>> Start Records to process

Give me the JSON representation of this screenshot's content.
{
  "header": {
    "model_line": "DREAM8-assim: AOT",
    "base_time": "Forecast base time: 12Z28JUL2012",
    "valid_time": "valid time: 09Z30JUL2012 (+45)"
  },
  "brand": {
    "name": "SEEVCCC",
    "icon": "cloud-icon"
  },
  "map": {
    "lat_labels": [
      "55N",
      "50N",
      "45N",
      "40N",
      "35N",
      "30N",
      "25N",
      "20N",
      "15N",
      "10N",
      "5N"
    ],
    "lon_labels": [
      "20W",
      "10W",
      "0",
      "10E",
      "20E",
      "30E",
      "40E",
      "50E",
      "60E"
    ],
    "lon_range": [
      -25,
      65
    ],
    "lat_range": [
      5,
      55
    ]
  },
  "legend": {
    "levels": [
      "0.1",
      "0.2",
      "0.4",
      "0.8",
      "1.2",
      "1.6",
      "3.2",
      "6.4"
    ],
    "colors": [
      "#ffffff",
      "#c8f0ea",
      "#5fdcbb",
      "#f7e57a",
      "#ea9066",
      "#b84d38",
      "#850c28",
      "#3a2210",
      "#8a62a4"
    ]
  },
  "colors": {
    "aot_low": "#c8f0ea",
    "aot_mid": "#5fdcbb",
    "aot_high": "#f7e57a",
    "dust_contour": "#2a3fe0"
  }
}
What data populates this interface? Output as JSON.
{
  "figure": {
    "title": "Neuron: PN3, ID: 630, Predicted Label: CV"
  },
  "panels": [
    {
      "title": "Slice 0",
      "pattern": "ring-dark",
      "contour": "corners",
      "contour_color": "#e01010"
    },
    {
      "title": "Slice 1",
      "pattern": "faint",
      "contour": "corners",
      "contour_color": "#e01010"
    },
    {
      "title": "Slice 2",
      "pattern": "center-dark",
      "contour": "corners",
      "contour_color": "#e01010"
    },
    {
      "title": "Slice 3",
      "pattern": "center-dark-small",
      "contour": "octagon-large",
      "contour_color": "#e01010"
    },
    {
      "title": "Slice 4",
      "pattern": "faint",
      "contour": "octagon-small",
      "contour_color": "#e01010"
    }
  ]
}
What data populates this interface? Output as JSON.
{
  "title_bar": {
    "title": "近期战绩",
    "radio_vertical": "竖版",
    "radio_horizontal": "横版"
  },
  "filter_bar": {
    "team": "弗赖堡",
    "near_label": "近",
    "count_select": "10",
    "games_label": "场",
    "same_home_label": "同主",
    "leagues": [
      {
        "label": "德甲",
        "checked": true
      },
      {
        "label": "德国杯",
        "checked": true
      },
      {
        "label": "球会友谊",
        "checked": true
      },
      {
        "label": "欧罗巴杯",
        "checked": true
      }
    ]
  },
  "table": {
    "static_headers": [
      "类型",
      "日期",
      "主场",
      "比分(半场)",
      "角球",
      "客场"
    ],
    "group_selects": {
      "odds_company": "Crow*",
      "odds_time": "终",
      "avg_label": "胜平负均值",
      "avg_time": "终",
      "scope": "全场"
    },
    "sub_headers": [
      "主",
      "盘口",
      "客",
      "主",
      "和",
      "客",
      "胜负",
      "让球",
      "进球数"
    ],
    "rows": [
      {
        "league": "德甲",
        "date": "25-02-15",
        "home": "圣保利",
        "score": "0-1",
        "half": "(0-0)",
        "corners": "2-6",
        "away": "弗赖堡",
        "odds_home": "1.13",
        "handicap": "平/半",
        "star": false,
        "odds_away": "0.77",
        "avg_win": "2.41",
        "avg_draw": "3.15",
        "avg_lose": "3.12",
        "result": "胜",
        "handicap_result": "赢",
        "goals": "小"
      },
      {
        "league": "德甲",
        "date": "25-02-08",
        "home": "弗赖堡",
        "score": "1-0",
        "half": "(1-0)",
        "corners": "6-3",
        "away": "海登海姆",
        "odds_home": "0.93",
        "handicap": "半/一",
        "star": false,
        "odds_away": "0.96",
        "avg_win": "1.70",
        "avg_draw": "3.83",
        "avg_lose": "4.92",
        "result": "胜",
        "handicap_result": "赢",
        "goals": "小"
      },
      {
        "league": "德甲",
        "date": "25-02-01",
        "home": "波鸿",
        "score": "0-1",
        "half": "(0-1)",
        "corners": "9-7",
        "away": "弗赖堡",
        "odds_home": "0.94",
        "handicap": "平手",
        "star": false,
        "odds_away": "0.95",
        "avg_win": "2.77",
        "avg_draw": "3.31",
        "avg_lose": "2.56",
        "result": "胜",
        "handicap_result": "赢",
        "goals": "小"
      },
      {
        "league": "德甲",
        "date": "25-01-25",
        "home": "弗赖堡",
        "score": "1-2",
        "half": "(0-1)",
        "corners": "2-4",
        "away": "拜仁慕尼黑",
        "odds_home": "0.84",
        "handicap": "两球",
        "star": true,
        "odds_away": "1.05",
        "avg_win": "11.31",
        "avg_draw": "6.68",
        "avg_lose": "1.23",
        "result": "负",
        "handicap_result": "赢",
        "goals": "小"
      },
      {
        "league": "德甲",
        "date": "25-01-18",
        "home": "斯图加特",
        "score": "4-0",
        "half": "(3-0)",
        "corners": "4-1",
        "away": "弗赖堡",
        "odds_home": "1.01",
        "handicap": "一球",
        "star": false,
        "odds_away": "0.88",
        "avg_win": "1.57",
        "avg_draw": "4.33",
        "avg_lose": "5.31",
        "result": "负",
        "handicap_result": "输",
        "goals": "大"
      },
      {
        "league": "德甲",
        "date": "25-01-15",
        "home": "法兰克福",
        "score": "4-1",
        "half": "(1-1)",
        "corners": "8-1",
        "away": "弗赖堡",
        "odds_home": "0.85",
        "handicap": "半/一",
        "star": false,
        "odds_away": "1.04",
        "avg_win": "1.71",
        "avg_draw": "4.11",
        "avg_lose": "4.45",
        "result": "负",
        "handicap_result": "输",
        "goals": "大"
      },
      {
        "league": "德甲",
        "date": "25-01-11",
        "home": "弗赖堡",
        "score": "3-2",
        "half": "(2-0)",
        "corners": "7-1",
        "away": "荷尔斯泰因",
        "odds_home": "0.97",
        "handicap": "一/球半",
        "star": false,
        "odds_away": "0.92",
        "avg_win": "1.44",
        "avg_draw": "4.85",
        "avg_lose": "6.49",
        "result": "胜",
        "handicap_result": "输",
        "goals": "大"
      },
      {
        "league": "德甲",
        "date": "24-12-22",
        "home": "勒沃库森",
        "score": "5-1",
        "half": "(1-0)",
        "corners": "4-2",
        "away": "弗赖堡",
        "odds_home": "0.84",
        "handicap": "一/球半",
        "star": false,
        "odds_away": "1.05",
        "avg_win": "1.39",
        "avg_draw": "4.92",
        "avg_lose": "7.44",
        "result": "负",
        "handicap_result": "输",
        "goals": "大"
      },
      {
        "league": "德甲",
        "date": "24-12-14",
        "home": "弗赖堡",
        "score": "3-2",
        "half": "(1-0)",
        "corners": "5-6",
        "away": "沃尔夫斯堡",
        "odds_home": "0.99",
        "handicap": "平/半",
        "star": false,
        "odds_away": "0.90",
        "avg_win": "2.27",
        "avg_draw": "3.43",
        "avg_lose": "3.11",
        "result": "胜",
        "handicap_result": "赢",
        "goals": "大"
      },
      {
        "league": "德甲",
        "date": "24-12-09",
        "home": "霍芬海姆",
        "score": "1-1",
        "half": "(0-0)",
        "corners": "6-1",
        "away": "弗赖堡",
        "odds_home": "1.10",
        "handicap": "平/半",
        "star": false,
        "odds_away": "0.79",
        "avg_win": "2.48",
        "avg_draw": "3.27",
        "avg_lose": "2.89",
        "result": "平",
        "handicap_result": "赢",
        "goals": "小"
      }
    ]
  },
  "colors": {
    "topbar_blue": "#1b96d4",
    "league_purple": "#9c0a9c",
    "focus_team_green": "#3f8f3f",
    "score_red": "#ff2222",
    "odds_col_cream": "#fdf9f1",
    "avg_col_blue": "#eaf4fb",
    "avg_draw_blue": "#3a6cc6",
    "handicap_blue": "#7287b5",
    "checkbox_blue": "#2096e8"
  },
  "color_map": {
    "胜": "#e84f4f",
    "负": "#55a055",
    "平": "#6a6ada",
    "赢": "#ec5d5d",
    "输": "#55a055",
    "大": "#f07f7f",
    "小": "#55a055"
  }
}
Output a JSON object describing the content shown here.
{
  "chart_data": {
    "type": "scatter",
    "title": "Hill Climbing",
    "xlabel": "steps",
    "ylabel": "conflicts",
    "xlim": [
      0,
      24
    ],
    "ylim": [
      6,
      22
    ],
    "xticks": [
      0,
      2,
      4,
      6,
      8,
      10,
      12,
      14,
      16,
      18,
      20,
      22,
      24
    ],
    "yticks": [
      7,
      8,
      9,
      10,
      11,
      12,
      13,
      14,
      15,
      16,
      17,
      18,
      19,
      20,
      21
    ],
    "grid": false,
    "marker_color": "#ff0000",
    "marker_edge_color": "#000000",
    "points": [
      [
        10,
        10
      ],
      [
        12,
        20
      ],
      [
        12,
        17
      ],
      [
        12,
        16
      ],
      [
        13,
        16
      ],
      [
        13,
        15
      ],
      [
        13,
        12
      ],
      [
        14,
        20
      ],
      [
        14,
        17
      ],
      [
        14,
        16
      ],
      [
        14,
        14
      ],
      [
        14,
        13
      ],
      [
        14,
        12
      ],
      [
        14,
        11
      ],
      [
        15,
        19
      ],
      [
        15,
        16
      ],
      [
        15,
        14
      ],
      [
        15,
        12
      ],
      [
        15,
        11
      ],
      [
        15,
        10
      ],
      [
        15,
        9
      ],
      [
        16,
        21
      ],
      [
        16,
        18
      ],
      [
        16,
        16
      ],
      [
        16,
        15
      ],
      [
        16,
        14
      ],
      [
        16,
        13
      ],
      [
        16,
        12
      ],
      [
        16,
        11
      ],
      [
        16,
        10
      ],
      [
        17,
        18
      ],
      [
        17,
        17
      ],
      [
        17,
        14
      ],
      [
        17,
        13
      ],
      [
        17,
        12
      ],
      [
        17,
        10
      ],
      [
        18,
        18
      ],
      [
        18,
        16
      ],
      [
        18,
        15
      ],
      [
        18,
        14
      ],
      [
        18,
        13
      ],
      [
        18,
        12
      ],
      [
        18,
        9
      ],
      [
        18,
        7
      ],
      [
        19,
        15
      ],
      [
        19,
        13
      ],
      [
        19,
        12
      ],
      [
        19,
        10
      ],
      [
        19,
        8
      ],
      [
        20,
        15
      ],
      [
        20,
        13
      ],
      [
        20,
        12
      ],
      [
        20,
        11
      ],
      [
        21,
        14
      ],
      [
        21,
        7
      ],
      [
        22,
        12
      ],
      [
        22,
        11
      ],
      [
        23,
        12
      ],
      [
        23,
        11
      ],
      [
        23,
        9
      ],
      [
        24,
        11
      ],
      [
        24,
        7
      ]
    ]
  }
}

>> End Records to process

Set task: Write only the number of lines that include "center".

In response: 2